> **Problem to work on**: Each entry must be reproduced precisely as it stands.

# Extracted information start

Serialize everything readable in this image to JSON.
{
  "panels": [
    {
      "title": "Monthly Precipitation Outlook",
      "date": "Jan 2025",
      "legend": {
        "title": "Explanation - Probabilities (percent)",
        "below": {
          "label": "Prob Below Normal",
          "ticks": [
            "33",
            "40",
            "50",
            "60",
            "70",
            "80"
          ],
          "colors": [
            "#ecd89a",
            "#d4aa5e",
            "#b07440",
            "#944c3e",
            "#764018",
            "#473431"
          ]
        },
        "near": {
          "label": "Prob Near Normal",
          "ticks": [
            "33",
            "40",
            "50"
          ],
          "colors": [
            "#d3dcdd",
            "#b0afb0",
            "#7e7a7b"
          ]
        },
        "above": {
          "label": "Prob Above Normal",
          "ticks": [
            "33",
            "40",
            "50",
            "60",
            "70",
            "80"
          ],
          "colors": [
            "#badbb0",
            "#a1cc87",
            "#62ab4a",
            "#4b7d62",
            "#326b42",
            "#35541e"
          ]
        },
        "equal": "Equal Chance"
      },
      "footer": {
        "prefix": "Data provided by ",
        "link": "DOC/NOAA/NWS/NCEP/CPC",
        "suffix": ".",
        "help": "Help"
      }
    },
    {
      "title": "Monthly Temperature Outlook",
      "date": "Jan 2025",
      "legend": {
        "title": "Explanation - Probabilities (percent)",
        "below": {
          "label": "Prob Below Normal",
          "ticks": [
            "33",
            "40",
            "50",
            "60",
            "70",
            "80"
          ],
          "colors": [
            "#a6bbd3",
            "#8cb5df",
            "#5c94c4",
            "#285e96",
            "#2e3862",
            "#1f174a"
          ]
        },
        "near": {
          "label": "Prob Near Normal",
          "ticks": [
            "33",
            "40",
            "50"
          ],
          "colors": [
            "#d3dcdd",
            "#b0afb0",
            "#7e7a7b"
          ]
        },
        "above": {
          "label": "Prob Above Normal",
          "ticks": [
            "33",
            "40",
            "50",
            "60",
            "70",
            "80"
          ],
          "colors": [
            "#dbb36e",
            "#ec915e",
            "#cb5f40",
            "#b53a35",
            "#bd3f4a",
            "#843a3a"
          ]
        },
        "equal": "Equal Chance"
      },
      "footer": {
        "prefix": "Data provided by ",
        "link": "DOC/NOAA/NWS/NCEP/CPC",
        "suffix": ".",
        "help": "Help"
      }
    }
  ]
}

# Extracted information end

> **Task response**:
Serialize everything readable in this image to JSON.
{
  "panels": [
    {
      "title": "Monthly Precipitation Outlook",
      "date": "Jan 2025",
      "legend": {
        "title": "Explanation - Probabilities (percent)",
        "below": {
          "label": "Prob Below Normal",
          "ticks": [
            "33",
            "40",
            "50",
            "60",
            "70",
            "80"
          ],
          "colors": [
            "#ecd89a",
            "#d4aa5e",
            "#b07440",
            "#944c3e",
            "#764018",
            "#473431"
          ]
        },
        "near": {
          "label": "Prob Near Normal",
          "ticks": [
            "33",
            "40",
            "50"
          ],
          "colors": [
            "#d3dcdd",
            "#b0afb0",
            "#7e7a7b"
          ]
        },
        "above": {
          "label": "Prob Above Normal",
          "ticks": [
            "33",
            "40",
            "50",
            "60",
            "70",
            "80"
          ],
          "colors": [
            "#badbb0",
            "#a1cc87",
            "#62ab4a",
            "#4b7d62",
            "#326b42",
            "#35541e"
          ]
        },
        "equal": "Equal Chance"
      },
      "footer": {
        "prefix": "Data provided by ",
        "link": "DOC/NOAA/NWS/NCEP/CPC",
        "suffix": ".",
        "help": "Help"
      }
    },
    {
      "title": "Monthly Temperature Outlook",
      "date": "Jan 2025",
      "legend": {
        "title": "Explanation - Probabilities (percent)",
        "below": {
          "label": "Prob Below Normal",
          "ticks": [
            "33",
            "40",
            "50",
            "60",
            "70",
            "80"
          ],
          "colors": [
            "#a6bbd3",
            "#8cb5df",
            "#5c94c4",
            "#285e96",
            "#2e3862",
            "#1f174a"
          ]
        },
        "near": {
          "label": "Prob Near Normal",
          "ticks": [
            "33",
            "40",
            "50"
          ],
          "colors": [
            "#d3dcdd",
            "#b0afb0",
            "#7e7a7b"
          ]
        },
        "above": {
          "label": "Prob Above Normal",
          "ticks": [
            "33",
            "40",
            "50",
            "60",
            "70",
            "80"
          ],
          "colors": [
            "#dbb36e",
            "#ec915e",
            "#cb5f40",
            "#b53a35",
            "#bd3f4a",
            "#843a3a"
          ]
        },
        "equal": "Equal Chance"
      },
      "footer": {
        "prefix": "Data provided by ",
        "link": "DOC/NOAA/NWS/NCEP/CPC",
        "suffix": ".",
        "help": "Help"
      }
    }
  ]
}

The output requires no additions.